** start **
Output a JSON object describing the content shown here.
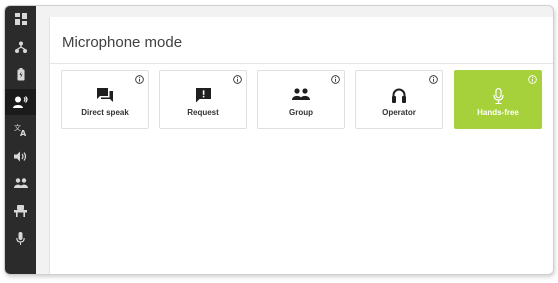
{
  "panel": {
    "title": "Microphone mode"
  },
  "sidebar": {
    "items": [
      {
        "icon": "dashboard-icon"
      },
      {
        "icon": "network-icon"
      },
      {
        "icon": "battery-icon"
      },
      {
        "icon": "speaker-user-icon",
        "active": true
      },
      {
        "icon": "translate-icon"
      },
      {
        "icon": "volume-icon"
      },
      {
        "icon": "group-icon"
      },
      {
        "icon": "seat-icon"
      },
      {
        "icon": "microphone-icon"
      }
    ]
  },
  "modes": [
    {
      "label": "Direct speak",
      "icon": "chat-bubbles-icon",
      "selected": false
    },
    {
      "label": "Request",
      "icon": "request-icon",
      "selected": false
    },
    {
      "label": "Group",
      "icon": "group-icon",
      "selected": false
    },
    {
      "label": "Operator",
      "icon": "headset-icon",
      "selected": false
    },
    {
      "label": "Hands-free",
      "icon": "microphone-icon",
      "selected": true
    }
  ],
  "colors": {
    "accent": "#a6d13a",
    "sidebar": "#2b2b2b"
  }
}
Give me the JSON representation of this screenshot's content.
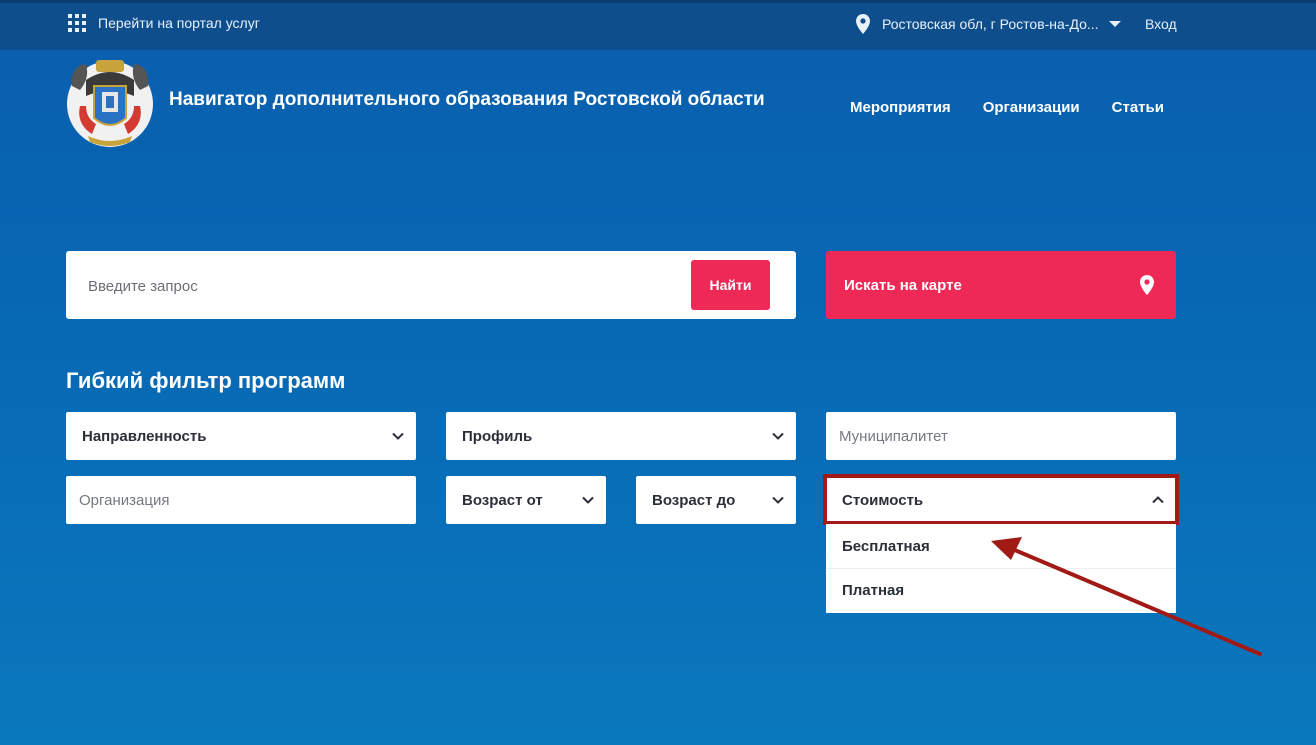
{
  "topbar": {
    "portal_link": "Перейти на портал услуг",
    "region": "Ростовская обл, г Ростов-на-До...",
    "login": "Вход"
  },
  "header": {
    "title": "Навигатор дополнительного образования Ростовской области",
    "nav": [
      "Мероприятия",
      "Организации",
      "Статьи"
    ]
  },
  "search": {
    "placeholder": "Введите запрос",
    "button": "Найти",
    "map_button": "Искать на карте"
  },
  "filter": {
    "title": "Гибкий фильтр программ",
    "direction": "Направленность",
    "profile": "Профиль",
    "municipality_placeholder": "Муниципалитет",
    "organization_placeholder": "Организация",
    "age_from": "Возраст от",
    "age_to": "Возраст до",
    "cost": "Стоимость",
    "cost_options": [
      "Бесплатная",
      "Платная"
    ]
  },
  "colors": {
    "background": "#0767b3",
    "topbar": "#0e4e8c",
    "accent": "#ee2955",
    "annotation": "#a11a15"
  }
}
** end **
▸ **TO DO**
Omit every image. Quote each record exactly.

▸ **PROBLEM SOLUTION**
Output a JSON object describing the content shown here.
{
  "panel": {
    "title": "Microphone mode"
  },
  "sidebar": {
    "items": [
      {
        "icon": "dashboard-icon"
      },
      {
        "icon": "network-icon"
      },
      {
        "icon": "battery-icon"
      },
      {
        "icon": "speaker-user-icon",
        "active": true
      },
      {
        "icon": "translate-icon"
      },
      {
        "icon": "volume-icon"
      },
      {
        "icon": "group-icon"
      },
      {
        "icon": "seat-icon"
      },
      {
        "icon": "microphone-icon"
      }
    ]
  },
  "modes": [
    {
      "label": "Direct speak",
      "icon": "chat-bubbles-icon",
      "selected": false
    },
    {
      "label": "Request",
      "icon": "request-icon",
      "selected": false
    },
    {
      "label": "Group",
      "icon": "group-icon",
      "selected": false
    },
    {
      "label": "Operator",
      "icon": "headset-icon",
      "selected": false
    },
    {
      "label": "Hands-free",
      "icon": "microphone-icon",
      "selected": true
    }
  ],
  "colors": {
    "accent": "#a6d13a",
    "sidebar": "#2b2b2b"
  }
}
Give me the JSON representation of this screenshot's content.
{
  "topbar": {
    "portal_link": "Перейти на портал услуг",
    "region": "Ростовская обл, г Ростов-на-До...",
    "login": "Вход"
  },
  "header": {
    "title": "Навигатор дополнительного образования Ростовской области",
    "nav": [
      "Мероприятия",
      "Организации",
      "Статьи"
    ]
  },
  "search": {
    "placeholder": "Введите запрос",
    "button": "Найти",
    "map_button": "Искать на карте"
  },
  "filter": {
    "title": "Гибкий фильтр программ",
    "direction": "Направленность",
    "profile": "Профиль",
    "municipality_placeholder": "Муниципалитет",
    "organization_placeholder": "Организация",
    "age_from": "Возраст от",
    "age_to": "Возраст до",
    "cost": "Стоимость",
    "cost_options": [
      "Бесплатная",
      "Платная"
    ]
  },
  "colors": {
    "background": "#0767b3",
    "topbar": "#0e4e8c",
    "accent": "#ee2955",
    "annotation": "#a11a15"
  }
}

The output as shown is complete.